Job »
Could you write out the records below exactly as they appear?

Supplied records »
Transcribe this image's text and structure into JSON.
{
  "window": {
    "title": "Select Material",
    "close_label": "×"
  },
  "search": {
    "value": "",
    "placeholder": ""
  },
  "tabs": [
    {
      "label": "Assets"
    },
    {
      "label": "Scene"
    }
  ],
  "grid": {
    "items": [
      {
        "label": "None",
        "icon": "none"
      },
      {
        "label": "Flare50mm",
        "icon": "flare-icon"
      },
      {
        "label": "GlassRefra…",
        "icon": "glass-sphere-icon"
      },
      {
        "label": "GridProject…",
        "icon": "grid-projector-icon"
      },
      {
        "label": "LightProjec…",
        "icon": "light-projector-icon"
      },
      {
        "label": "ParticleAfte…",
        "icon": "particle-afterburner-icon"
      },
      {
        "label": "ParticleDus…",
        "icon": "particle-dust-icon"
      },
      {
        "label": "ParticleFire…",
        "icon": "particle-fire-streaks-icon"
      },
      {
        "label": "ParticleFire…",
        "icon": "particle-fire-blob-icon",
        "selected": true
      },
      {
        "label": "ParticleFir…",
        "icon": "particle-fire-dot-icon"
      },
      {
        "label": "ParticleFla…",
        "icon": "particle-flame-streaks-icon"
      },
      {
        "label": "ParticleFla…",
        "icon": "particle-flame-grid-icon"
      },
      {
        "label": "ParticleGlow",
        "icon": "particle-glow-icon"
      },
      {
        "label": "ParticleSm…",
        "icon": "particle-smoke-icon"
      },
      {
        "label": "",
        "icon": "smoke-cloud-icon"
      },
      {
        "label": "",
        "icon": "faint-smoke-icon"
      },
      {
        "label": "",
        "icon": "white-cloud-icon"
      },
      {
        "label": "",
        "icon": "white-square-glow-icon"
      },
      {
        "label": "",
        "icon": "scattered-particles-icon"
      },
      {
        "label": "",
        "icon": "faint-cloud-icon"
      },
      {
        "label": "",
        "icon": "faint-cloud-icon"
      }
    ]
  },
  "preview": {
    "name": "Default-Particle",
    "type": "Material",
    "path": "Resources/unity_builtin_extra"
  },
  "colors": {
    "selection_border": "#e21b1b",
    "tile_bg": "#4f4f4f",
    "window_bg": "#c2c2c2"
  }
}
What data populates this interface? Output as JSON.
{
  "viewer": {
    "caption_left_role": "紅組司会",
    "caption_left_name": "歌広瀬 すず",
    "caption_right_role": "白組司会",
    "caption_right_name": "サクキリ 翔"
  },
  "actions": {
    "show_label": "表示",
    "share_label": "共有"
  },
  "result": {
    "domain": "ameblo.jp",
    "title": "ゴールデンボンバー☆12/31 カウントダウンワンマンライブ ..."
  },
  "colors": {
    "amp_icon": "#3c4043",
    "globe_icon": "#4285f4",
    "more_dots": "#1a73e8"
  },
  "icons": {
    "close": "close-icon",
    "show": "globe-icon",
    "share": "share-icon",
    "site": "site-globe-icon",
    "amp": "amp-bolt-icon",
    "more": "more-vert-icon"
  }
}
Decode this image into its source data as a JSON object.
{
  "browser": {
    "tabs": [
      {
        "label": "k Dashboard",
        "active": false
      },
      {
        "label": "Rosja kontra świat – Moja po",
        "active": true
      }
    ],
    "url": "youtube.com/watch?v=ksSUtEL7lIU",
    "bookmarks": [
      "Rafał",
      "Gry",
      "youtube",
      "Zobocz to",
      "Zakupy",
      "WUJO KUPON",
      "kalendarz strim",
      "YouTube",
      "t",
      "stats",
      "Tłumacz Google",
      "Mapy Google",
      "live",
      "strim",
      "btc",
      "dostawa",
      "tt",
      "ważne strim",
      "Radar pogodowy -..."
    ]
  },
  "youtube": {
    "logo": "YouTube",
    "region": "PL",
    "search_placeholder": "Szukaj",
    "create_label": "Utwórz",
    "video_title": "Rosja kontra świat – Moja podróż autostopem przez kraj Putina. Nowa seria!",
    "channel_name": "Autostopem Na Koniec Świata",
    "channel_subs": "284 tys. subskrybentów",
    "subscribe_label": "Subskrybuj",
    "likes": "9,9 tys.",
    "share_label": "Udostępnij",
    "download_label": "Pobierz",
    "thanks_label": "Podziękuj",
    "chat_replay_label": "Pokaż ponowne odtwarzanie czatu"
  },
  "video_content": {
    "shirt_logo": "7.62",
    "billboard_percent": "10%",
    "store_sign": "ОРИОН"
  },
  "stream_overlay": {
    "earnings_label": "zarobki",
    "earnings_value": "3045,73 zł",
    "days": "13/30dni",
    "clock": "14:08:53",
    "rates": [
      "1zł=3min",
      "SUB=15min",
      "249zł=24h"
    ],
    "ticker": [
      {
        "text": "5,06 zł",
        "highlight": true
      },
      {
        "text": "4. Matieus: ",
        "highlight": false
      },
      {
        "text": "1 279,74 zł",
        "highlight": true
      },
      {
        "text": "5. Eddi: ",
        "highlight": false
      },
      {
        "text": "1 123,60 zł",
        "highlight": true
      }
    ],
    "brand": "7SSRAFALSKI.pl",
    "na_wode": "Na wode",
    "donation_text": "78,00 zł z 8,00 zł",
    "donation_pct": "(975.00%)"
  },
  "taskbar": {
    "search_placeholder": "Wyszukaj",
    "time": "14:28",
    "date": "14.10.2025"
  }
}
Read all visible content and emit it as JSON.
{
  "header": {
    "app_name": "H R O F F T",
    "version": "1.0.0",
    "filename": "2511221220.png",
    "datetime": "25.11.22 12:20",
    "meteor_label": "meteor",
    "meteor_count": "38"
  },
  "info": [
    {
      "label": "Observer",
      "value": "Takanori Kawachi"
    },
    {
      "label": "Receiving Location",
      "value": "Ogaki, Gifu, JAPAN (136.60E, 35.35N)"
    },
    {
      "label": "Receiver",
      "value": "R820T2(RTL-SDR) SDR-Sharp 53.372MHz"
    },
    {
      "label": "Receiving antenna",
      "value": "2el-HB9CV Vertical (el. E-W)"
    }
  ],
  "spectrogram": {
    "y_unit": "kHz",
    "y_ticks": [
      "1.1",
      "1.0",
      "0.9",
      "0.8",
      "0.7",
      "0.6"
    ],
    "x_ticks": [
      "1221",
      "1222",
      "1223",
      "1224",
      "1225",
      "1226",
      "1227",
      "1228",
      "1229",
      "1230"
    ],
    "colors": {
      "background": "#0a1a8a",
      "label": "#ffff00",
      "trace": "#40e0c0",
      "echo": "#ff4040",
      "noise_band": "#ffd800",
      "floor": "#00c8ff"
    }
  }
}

Output for this exercise »
Transcribe this image's text and structure into JSON.
{
  "window": {
    "title": "Select Material",
    "close_label": "×"
  },
  "search": {
    "value": "",
    "placeholder": ""
  },
  "tabs": [
    {
      "label": "Assets"
    },
    {
      "label": "Scene"
    }
  ],
  "grid": {
    "items": [
      {
        "label": "None",
        "icon": "none"
      },
      {
        "label": "Flare50mm",
        "icon": "flare-icon"
      },
      {
        "label": "GlassRefra…",
        "icon": "glass-sphere-icon"
      },
      {
        "label": "GridProject…",
        "icon": "grid-projector-icon"
      },
      {
        "label": "LightProjec…",
        "icon": "light-projector-icon"
      },
      {
        "label": "ParticleAfte…",
        "icon": "particle-afterburner-icon"
      },
      {
        "label": "ParticleDus…",
        "icon": "particle-dust-icon"
      },
      {
        "label": "ParticleFire…",
        "icon": "particle-fire-streaks-icon"
      },
      {
        "label": "ParticleFire…",
        "icon": "particle-fire-blob-icon",
        "selected": true
      },
      {
        "label": "ParticleFir…",
        "icon": "particle-fire-dot-icon"
      },
      {
        "label": "ParticleFla…",
        "icon": "particle-flame-streaks-icon"
      },
      {
        "label": "ParticleFla…",
        "icon": "particle-flame-grid-icon"
      },
      {
        "label": "ParticleGlow",
        "icon": "particle-glow-icon"
      },
      {
        "label": "ParticleSm…",
        "icon": "particle-smoke-icon"
      },
      {
        "label": "",
        "icon": "smoke-cloud-icon"
      },
      {
        "label": "",
        "icon": "faint-smoke-icon"
      },
      {
        "label": "",
        "icon": "white-cloud-icon"
      },
      {
        "label": "",
        "icon": "white-square-glow-icon"
      },
      {
        "label": "",
        "icon": "scattered-particles-icon"
      },
      {
        "label": "",
        "icon": "faint-cloud-icon"
      },
      {
        "label": "",
        "icon": "faint-cloud-icon"
      }
    ]
  },
  "preview": {
    "name": "Default-Particle",
    "type": "Material",
    "path": "Resources/unity_builtin_extra"
  },
  "colors": {
    "selection_border": "#e21b1b",
    "tile_bg": "#4f4f4f",
    "window_bg": "#c2c2c2"
  }
}
What data populates this interface? Output as JSON.
{
  "viewer": {
    "caption_left_role": "紅組司会",
    "caption_left_name": "歌広瀬 すず",
    "caption_right_role": "白組司会",
    "caption_right_name": "サクキリ 翔"
  },
  "actions": {
    "show_label": "表示",
    "share_label": "共有"
  },
  "result": {
    "domain": "ameblo.jp",
    "title": "ゴールデンボンバー☆12/31 カウントダウンワンマンライブ ..."
  },
  "colors": {
    "amp_icon": "#3c4043",
    "globe_icon": "#4285f4",
    "more_dots": "#1a73e8"
  },
  "icons": {
    "close": "close-icon",
    "show": "globe-icon",
    "share": "share-icon",
    "site": "site-globe-icon",
    "amp": "amp-bolt-icon",
    "more": "more-vert-icon"
  }
}
Decode this image into its source data as a JSON object.
{
  "browser": {
    "tabs": [
      {
        "label": "k Dashboard",
        "active": false
      },
      {
        "label": "Rosja kontra świat – Moja po",
        "active": true
      }
    ],
    "url": "youtube.com/watch?v=ksSUtEL7lIU",
    "bookmarks": [
      "Rafał",
      "Gry",
      "youtube",
      "Zobocz to",
      "Zakupy",
      "WUJO KUPON",
      "kalendarz strim",
      "YouTube",
      "t",
      "stats",
      "Tłumacz Google",
      "Mapy Google",
      "live",
      "strim",
      "btc",
      "dostawa",
      "tt",
      "ważne strim",
      "Radar pogodowy -..."
    ]
  },
  "youtube": {
    "logo": "YouTube",
    "region": "PL",
    "search_placeholder": "Szukaj",
    "create_label": "Utwórz",
    "video_title": "Rosja kontra świat – Moja podróż autostopem przez kraj Putina. Nowa seria!",
    "channel_name": "Autostopem Na Koniec Świata",
    "channel_subs": "284 tys. subskrybentów",
    "subscribe_label": "Subskrybuj",
    "likes": "9,9 tys.",
    "share_label": "Udostępnij",
    "download_label": "Pobierz",
    "thanks_label": "Podziękuj",
    "chat_replay_label": "Pokaż ponowne odtwarzanie czatu"
  },
  "video_content": {
    "shirt_logo": "7.62",
    "billboard_percent": "10%",
    "store_sign": "ОРИОН"
  },
  "stream_overlay": {
    "earnings_label": "zarobki",
    "earnings_value": "3045,73 zł",
    "days": "13/30dni",
    "clock": "14:08:53",
    "rates": [
      "1zł=3min",
      "SUB=15min",
      "249zł=24h"
    ],
    "ticker": [
      {
        "text": "5,06 zł",
        "highlight": true
      },
      {
        "text": "4. Matieus: ",
        "highlight": false
      },
      {
        "text": "1 279,74 zł",
        "highlight": true
      },
      {
        "text": "5. Eddi: ",
        "highlight": false
      },
      {
        "text": "1 123,60 zł",
        "highlight": true
      }
    ],
    "brand": "7SSRAFALSKI.pl",
    "na_wode": "Na wode",
    "donation_text": "78,00 zł z 8,00 zł",
    "donation_pct": "(975.00%)"
  },
  "taskbar": {
    "search_placeholder": "Wyszukaj",
    "time": "14:28",
    "date": "14.10.2025"
  }
}
Read all visible content and emit it as JSON.
{
  "header": {
    "app_name": "H R O F F T",
    "version": "1.0.0",
    "filename": "2511221220.png",
    "datetime": "25.11.22 12:20",
    "meteor_label": "meteor",
    "meteor_count": "38"
  },
  "info": [
    {
      "label": "Observer",
      "value": "Takanori Kawachi"
    },
    {
      "label": "Receiving Location",
      "value": "Ogaki, Gifu, JAPAN (136.60E, 35.35N)"
    },
    {
      "label": "Receiver",
      "value": "R820T2(RTL-SDR) SDR-Sharp 53.372MHz"
    },
    {
      "label": "Receiving antenna",
      "value": "2el-HB9CV Vertical (el. E-W)"
    }
  ],
  "spectrogram": {
    "y_unit": "kHz",
    "y_ticks": [
      "1.1",
      "1.0",
      "0.9",
      "0.8",
      "0.7",
      "0.6"
    ],
    "x_ticks": [
      "1221",
      "1222",
      "1223",
      "1224",
      "1225",
      "1226",
      "1227",
      "1228",
      "1229",
      "1230"
    ],
    "colors": {
      "background": "#0a1a8a",
      "label": "#ffff00",
      "trace": "#40e0c0",
      "echo": "#ff4040",
      "noise_band": "#ffd800",
      "floor": "#00c8ff"
    }
  }
}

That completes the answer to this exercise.